(Stored entries)
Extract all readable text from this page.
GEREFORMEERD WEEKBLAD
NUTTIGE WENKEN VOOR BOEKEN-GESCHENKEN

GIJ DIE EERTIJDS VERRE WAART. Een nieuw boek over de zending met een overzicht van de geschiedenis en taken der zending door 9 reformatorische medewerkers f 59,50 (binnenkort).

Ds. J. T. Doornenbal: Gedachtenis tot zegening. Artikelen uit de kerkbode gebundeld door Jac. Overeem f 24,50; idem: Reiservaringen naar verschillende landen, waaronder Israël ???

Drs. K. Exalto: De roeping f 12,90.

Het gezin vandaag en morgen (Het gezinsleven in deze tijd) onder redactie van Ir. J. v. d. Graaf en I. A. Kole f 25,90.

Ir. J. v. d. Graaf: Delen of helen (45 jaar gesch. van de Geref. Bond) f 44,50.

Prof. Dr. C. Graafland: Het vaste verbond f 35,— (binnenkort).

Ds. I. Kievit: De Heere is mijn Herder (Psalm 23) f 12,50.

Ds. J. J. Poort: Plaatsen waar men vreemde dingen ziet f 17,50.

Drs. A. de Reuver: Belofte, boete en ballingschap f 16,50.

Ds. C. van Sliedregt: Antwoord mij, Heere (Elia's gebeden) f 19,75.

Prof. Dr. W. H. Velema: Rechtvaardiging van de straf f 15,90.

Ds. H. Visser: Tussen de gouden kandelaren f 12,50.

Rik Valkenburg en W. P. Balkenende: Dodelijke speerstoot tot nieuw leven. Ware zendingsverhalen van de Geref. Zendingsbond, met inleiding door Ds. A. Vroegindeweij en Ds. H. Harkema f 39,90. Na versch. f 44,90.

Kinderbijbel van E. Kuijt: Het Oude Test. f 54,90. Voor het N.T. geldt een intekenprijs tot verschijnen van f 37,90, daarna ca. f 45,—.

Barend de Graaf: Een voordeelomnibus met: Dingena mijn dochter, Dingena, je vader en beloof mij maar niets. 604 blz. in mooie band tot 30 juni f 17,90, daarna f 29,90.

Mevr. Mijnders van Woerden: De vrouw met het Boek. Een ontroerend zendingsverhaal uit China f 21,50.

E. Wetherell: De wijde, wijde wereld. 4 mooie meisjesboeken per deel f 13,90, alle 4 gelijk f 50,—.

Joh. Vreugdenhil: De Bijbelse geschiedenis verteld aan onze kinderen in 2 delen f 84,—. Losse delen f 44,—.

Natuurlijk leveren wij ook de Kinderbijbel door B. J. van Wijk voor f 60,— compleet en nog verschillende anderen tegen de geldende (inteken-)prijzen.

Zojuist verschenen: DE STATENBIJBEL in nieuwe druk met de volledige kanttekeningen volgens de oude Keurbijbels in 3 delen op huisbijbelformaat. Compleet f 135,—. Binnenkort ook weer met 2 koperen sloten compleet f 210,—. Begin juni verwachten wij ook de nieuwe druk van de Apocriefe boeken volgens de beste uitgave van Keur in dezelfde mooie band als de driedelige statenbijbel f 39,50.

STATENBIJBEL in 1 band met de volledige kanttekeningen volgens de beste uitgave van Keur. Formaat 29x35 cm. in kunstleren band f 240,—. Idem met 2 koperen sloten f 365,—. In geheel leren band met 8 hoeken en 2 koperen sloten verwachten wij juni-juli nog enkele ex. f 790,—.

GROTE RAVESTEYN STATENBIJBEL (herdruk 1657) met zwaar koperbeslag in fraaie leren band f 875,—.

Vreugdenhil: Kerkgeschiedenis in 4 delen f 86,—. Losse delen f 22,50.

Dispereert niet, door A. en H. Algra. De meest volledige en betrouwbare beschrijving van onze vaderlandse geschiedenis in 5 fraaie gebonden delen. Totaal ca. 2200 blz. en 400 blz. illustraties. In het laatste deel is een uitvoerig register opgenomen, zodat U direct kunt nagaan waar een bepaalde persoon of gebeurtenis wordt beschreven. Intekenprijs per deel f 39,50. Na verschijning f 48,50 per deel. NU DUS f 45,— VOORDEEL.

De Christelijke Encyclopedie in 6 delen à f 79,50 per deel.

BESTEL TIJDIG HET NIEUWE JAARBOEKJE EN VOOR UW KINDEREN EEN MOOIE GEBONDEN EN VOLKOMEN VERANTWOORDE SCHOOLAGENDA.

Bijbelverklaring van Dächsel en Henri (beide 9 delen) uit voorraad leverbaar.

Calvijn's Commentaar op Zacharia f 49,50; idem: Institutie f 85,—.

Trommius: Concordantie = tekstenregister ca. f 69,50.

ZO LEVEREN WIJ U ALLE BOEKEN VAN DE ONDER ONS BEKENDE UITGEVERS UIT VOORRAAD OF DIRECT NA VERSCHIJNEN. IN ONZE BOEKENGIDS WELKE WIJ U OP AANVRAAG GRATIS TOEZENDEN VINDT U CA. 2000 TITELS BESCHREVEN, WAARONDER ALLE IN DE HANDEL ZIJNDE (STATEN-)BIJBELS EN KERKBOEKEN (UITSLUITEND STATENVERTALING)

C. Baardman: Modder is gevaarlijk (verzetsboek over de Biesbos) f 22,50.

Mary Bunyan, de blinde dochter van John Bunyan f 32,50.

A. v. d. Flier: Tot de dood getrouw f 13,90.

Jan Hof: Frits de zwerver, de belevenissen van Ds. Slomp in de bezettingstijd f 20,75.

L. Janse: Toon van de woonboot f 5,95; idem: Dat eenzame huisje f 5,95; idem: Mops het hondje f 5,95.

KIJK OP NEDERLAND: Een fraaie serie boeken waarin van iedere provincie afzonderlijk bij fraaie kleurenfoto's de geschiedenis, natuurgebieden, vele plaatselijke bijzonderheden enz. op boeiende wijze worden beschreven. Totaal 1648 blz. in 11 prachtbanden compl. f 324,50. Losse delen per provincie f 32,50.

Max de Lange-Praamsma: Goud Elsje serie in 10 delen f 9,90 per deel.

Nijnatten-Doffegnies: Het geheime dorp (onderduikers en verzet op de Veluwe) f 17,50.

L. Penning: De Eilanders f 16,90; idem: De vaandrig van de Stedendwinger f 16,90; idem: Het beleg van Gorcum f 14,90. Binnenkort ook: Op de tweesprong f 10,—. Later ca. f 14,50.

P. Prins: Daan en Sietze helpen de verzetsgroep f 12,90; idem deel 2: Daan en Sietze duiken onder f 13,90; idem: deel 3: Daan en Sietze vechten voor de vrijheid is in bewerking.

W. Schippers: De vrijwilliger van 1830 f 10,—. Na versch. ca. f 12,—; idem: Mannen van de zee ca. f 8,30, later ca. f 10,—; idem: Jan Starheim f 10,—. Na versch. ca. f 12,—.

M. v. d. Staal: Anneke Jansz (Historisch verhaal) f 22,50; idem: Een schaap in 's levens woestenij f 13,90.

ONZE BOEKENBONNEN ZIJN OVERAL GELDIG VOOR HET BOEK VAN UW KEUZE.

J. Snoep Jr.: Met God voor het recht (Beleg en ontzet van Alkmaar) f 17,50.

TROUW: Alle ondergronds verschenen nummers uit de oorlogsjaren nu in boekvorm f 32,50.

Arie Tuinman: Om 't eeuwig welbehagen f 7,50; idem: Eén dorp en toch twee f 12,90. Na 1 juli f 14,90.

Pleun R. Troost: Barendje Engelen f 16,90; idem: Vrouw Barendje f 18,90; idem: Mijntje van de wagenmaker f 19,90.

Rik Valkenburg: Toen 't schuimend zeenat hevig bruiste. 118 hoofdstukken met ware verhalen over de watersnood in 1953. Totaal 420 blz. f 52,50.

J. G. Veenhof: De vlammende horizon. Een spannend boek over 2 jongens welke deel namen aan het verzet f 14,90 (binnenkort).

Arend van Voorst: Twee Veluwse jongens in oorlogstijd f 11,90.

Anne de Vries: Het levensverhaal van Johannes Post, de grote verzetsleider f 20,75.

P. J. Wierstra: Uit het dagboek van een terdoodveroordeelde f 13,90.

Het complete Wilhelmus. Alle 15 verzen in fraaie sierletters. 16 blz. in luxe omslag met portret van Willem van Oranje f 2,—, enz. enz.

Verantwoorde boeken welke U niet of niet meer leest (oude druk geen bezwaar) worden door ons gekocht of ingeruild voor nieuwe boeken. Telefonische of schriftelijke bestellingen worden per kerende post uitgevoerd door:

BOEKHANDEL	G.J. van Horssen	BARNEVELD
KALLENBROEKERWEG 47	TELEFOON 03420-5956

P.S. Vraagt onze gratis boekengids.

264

EXERCISE AIM
Each line above that contains the string "Prof" should be identified and copied.

EXERCISE RESULT
Prof. Dr. C. Graafland: Het vaste verbond f 35,— (binnenkort).
Prof. Dr. W. H. Velema: Rechtvaardiging van de straf f 15,90.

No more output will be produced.